• **Problem**:
Extract every line of the material below and reproduce each one unchanged, keeping the original order.
----
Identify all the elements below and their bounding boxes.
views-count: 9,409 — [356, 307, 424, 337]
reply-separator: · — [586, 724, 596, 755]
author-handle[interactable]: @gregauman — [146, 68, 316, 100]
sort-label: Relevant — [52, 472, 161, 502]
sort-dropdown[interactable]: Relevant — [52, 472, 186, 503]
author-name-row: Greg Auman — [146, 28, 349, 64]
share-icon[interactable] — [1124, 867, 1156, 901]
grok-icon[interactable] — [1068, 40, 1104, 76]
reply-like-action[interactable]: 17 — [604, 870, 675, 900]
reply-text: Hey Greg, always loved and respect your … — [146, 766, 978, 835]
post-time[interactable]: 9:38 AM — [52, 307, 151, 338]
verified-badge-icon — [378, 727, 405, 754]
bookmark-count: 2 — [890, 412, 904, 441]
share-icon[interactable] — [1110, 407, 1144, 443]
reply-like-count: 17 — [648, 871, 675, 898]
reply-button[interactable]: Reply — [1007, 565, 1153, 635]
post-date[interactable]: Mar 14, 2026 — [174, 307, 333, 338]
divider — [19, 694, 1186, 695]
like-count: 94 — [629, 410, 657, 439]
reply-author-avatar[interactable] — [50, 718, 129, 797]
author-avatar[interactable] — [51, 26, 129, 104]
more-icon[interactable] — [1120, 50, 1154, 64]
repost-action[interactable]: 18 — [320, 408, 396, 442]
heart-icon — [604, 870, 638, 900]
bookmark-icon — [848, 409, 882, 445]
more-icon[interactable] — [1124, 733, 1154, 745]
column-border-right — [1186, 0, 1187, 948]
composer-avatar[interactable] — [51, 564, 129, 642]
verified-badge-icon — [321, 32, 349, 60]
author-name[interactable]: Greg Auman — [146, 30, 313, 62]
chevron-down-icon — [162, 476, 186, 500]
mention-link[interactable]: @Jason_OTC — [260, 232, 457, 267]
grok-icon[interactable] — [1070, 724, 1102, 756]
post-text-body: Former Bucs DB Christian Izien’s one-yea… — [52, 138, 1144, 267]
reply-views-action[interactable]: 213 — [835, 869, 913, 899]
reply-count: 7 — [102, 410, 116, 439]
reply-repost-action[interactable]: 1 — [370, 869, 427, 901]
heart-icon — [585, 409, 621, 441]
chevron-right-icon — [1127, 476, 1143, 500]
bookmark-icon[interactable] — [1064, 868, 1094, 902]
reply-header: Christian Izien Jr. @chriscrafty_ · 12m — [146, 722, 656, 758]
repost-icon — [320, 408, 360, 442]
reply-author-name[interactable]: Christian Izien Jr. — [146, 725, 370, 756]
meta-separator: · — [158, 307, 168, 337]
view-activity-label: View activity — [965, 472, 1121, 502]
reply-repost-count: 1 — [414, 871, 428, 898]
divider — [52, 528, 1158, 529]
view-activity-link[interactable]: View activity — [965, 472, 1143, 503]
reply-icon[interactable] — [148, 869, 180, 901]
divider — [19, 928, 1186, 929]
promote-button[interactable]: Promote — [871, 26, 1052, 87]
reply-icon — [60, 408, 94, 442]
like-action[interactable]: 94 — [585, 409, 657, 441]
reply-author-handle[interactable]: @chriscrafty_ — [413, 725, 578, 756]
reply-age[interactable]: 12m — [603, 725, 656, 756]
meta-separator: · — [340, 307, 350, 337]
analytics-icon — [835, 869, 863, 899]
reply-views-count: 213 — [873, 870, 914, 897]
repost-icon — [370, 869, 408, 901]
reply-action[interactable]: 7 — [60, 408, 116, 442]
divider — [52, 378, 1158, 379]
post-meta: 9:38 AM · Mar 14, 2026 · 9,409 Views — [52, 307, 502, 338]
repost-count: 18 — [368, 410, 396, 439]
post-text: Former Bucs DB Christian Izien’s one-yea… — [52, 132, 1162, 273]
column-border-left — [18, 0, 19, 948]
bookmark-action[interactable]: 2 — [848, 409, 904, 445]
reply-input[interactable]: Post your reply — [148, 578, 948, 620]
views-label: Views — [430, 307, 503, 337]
----
• **Task result**:
Identify all the elements below and their bounding boxes.
views-count: 9,409 — [356, 307, 424, 337]
reply-separator: · — [586, 724, 596, 755]
author-handle[interactable]: @gregauman — [146, 68, 316, 100]
sort-label: Relevant — [52, 472, 161, 502]
sort-dropdown[interactable]: Relevant — [52, 472, 186, 503]
author-name-row: Greg Auman — [146, 28, 349, 64]
share-icon[interactable] — [1124, 867, 1156, 901]
grok-icon[interactable] — [1068, 40, 1104, 76]
reply-like-action[interactable]: 17 — [604, 870, 675, 900]
reply-text: Hey Greg, always loved and respect your … — [146, 766, 978, 835]
post-time[interactable]: 9:38 AM — [52, 307, 151, 338]
verified-badge-icon — [378, 727, 405, 754]
bookmark-count: 2 — [890, 412, 904, 441]
share-icon[interactable] — [1110, 407, 1144, 443]
reply-like-count: 17 — [648, 871, 675, 898]
reply-button[interactable]: Reply — [1007, 565, 1153, 635]
post-date[interactable]: Mar 14, 2026 — [174, 307, 333, 338]
divider — [19, 694, 1186, 695]
like-count: 94 — [629, 410, 657, 439]
reply-author-avatar[interactable] — [50, 718, 129, 797]
author-avatar[interactable] — [51, 26, 129, 104]
more-icon[interactable] — [1120, 50, 1154, 64]
repost-action[interactable]: 18 — [320, 408, 396, 442]
heart-icon — [604, 870, 638, 900]
bookmark-icon — [848, 409, 882, 445]
more-icon[interactable] — [1124, 733, 1154, 745]
column-border-right — [1186, 0, 1187, 948]
composer-avatar[interactable] — [51, 564, 129, 642]
verified-badge-icon — [321, 32, 349, 60]
author-name[interactable]: Greg Auman — [146, 30, 313, 62]
chevron-down-icon — [162, 476, 186, 500]
mention-link[interactable]: @Jason_OTC — [260, 232, 457, 267]
grok-icon[interactable] — [1070, 724, 1102, 756]
post-text-body: Former Bucs DB Christian Izien’s one-yea… — [52, 138, 1144, 267]
reply-views-action[interactable]: 213 — [835, 869, 913, 899]
reply-count: 7 — [102, 410, 116, 439]
reply-repost-action[interactable]: 1 — [370, 869, 427, 901]
heart-icon — [585, 409, 621, 441]
chevron-right-icon — [1127, 476, 1143, 500]
bookmark-icon[interactable] — [1064, 868, 1094, 902]
reply-header: Christian Izien Jr. @chriscrafty_ · 12m — [146, 722, 656, 758]
repost-icon — [320, 408, 360, 442]
reply-author-name[interactable]: Christian Izien Jr. — [146, 725, 370, 756]
meta-separator: · — [158, 307, 168, 337]
view-activity-label: View activity — [965, 472, 1121, 502]
reply-repost-count: 1 — [414, 871, 428, 898]
divider — [52, 528, 1158, 529]
view-activity-link[interactable]: View activity — [965, 472, 1143, 503]
reply-icon[interactable] — [148, 869, 180, 901]
divider — [19, 928, 1186, 929]
promote-button[interactable]: Promote — [871, 26, 1052, 87]
reply-icon — [60, 408, 94, 442]
like-action[interactable]: 94 — [585, 409, 657, 441]
reply-author-handle[interactable]: @chriscrafty_ — [413, 725, 578, 756]
reply-age[interactable]: 12m — [603, 725, 656, 756]
meta-separator: · — [340, 307, 350, 337]
analytics-icon — [835, 869, 863, 899]
reply-views-count: 213 — [873, 870, 914, 897]
repost-icon — [370, 869, 408, 901]
reply-action[interactable]: 7 — [60, 408, 116, 442]
divider — [52, 378, 1158, 379]
post-meta: 9:38 AM · Mar 14, 2026 · 9,409 Views — [52, 307, 502, 338]
repost-count: 18 — [368, 410, 396, 439]
post-text: Former Bucs DB Christian Izien’s one-yea… — [52, 132, 1162, 273]
column-border-left — [18, 0, 19, 948]
bookmark-action[interactable]: 2 — [848, 409, 904, 445]
reply-input[interactable]: Post your reply — [148, 578, 948, 620]
views-label: Views — [430, 307, 503, 337]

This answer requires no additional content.